>> Begin Given records
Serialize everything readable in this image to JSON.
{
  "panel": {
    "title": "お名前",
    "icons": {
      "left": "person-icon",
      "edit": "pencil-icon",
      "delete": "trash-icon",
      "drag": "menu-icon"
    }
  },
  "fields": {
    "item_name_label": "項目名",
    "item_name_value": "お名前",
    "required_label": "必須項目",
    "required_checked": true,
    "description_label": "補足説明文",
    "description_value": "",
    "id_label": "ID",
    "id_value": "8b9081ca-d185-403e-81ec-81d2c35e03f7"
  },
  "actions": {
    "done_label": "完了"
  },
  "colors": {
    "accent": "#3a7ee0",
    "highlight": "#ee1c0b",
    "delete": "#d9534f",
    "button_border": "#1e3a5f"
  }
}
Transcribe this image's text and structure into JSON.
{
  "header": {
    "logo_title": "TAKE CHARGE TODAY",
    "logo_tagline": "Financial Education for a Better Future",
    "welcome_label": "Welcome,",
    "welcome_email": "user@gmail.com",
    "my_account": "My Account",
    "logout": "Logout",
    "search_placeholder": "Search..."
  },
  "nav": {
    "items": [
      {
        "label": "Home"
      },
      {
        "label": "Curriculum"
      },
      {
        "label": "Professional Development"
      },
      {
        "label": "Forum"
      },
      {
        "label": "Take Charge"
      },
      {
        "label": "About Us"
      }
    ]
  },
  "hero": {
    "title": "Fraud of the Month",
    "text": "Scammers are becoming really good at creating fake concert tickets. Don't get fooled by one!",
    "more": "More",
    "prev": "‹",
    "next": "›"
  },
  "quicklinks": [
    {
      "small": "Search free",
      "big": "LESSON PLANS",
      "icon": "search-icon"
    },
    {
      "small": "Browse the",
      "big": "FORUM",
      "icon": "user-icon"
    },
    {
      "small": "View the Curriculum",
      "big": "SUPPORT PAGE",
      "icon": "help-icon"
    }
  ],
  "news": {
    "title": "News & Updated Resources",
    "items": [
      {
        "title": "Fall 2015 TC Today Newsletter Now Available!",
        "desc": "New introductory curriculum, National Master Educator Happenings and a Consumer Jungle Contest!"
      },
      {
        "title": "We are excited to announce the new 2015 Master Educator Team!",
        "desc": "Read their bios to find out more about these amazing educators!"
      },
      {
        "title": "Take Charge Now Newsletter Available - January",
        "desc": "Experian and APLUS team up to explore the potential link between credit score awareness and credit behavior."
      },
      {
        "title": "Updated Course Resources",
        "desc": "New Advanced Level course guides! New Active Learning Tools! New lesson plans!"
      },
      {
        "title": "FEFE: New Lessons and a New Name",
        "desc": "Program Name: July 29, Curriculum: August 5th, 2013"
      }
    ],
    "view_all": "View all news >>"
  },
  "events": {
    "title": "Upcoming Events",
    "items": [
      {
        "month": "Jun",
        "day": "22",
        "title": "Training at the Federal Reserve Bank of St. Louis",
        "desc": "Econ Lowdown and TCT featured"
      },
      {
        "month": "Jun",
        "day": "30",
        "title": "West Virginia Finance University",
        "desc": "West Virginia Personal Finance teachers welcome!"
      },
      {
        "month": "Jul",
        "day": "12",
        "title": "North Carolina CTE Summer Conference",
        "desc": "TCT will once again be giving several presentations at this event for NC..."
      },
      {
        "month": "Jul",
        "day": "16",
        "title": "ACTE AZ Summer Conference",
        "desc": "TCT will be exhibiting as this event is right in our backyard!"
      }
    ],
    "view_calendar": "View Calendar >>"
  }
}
>> End Given records
>> Begin Given records
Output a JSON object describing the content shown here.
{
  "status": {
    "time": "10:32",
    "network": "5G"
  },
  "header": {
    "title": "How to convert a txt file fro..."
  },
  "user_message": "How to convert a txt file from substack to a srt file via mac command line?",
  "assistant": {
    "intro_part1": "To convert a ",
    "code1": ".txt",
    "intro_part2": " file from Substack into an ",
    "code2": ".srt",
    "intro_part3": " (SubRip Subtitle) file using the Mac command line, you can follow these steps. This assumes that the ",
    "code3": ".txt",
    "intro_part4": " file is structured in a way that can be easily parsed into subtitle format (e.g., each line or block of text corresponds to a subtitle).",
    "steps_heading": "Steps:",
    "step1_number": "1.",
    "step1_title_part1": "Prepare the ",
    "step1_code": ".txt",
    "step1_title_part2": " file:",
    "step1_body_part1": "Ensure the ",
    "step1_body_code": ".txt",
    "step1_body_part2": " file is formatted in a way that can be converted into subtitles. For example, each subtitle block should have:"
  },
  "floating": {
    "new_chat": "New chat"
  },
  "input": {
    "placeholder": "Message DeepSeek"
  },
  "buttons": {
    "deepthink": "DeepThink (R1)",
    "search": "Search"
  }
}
>> End Given records
>> Begin Given records
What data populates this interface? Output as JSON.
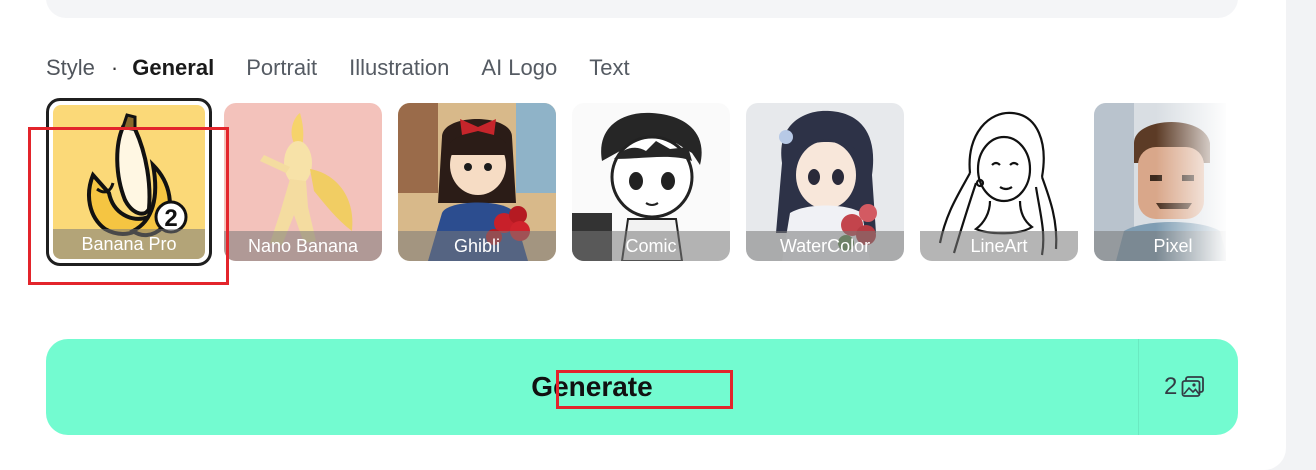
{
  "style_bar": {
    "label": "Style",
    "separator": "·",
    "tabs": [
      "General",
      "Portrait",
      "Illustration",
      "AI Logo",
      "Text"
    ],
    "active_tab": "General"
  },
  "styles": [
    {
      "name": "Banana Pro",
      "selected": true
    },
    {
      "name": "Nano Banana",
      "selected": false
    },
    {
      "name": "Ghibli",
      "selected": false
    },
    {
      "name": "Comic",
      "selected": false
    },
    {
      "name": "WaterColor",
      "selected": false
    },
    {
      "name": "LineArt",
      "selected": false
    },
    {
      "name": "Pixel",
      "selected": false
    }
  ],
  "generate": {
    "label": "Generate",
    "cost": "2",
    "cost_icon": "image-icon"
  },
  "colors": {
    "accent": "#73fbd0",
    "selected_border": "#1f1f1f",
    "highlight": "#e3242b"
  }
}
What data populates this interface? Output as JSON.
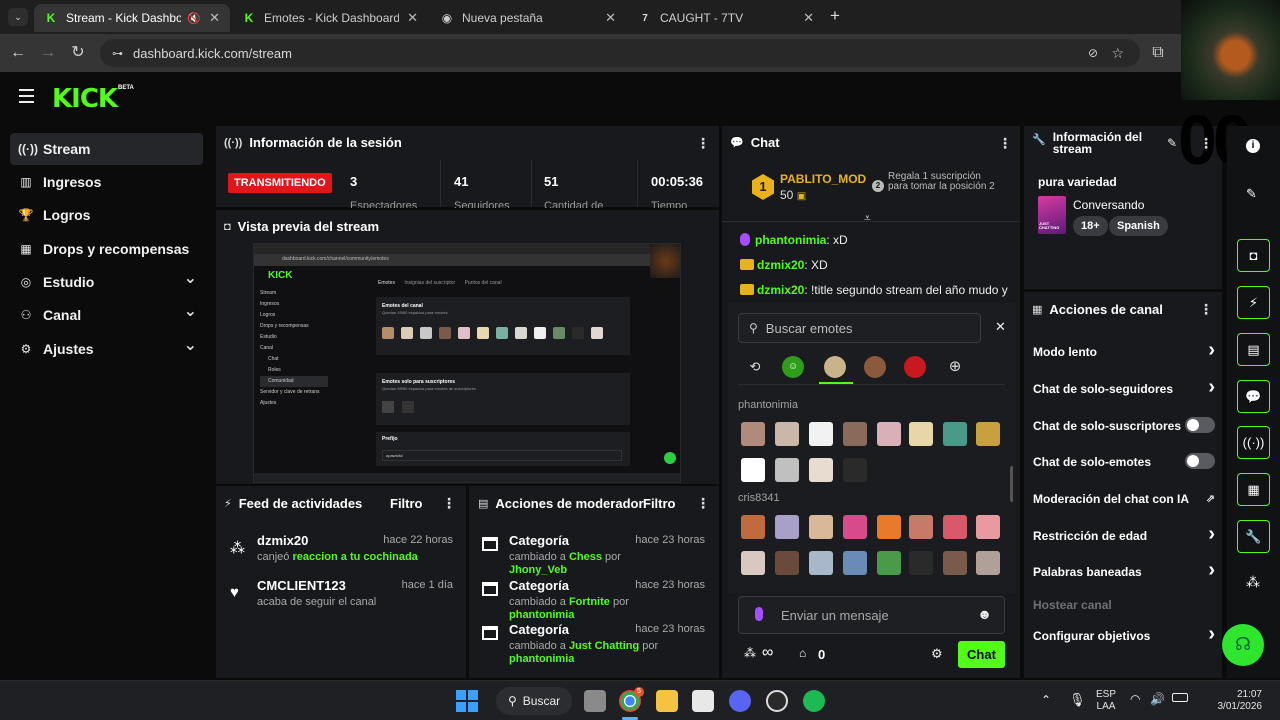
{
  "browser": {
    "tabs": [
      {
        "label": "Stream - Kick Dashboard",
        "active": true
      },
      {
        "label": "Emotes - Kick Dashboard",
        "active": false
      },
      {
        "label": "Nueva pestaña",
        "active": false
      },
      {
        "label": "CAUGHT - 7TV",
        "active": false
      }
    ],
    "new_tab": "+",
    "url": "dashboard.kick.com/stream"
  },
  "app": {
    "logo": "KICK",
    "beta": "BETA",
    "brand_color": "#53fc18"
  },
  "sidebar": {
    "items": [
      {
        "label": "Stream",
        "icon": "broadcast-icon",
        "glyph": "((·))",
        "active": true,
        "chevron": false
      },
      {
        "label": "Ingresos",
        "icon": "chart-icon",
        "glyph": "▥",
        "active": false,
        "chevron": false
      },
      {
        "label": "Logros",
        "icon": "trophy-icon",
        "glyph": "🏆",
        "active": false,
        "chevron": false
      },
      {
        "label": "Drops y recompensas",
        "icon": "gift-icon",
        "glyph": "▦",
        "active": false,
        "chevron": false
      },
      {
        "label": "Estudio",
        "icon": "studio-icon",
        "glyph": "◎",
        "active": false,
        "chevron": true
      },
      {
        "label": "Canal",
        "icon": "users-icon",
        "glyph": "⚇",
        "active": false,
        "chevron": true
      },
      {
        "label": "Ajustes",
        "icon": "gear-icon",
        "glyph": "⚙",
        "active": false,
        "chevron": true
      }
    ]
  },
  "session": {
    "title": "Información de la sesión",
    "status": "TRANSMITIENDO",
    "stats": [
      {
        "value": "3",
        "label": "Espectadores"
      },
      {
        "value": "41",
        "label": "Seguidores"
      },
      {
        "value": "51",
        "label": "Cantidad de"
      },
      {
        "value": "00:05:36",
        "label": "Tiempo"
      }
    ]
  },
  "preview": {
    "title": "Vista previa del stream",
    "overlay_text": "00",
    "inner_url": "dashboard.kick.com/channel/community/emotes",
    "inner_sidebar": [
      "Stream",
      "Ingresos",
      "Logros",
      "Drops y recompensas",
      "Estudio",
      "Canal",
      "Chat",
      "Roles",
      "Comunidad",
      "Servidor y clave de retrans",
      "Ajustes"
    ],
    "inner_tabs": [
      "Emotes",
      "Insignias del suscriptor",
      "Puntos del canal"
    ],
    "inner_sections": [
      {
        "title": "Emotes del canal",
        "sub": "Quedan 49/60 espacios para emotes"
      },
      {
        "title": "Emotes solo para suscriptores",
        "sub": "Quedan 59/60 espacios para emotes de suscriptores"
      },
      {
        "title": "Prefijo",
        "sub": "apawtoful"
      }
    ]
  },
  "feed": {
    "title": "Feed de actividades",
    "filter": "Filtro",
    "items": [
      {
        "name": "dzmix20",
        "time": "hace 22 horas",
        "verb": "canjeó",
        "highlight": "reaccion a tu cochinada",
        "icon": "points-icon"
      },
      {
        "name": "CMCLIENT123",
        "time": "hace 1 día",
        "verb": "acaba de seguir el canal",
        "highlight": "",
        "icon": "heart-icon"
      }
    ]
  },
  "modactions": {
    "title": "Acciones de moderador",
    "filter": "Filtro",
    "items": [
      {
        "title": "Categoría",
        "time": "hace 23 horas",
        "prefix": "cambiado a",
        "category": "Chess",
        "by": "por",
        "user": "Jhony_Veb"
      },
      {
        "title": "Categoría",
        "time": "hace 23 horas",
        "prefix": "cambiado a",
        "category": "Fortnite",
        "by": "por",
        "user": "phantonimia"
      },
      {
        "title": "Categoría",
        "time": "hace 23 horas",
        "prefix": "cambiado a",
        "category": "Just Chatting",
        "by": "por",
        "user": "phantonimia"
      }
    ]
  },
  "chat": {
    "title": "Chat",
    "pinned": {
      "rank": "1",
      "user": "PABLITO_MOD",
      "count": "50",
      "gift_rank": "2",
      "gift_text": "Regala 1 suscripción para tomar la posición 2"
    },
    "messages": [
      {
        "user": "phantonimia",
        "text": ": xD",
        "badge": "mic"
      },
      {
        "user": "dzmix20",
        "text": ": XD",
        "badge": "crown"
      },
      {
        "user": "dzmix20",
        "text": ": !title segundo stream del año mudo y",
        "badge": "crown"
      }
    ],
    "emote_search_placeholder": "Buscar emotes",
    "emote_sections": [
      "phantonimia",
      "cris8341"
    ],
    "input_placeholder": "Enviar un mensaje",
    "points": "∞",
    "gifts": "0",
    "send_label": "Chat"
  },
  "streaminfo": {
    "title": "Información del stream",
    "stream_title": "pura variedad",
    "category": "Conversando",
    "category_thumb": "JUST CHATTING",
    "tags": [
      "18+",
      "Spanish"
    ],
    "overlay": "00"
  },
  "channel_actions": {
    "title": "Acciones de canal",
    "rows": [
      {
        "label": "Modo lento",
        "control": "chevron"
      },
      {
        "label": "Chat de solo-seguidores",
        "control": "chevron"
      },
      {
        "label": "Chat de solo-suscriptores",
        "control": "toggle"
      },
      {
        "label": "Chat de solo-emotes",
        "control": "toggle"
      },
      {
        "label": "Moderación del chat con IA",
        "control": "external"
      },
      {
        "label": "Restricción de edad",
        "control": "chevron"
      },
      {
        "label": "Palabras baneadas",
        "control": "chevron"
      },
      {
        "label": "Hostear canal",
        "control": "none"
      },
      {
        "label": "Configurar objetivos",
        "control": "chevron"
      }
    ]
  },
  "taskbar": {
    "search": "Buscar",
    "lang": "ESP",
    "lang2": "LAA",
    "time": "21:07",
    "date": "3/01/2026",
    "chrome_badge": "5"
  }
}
>> End Given records
_Exercise instructions_
Write out every line of the data that holds the word "Newsletter".

_Task output_
        "title": "Fall 2015 TC Today Newsletter Now Available!",
        "title": "Take Charge Now Newsletter Available - January",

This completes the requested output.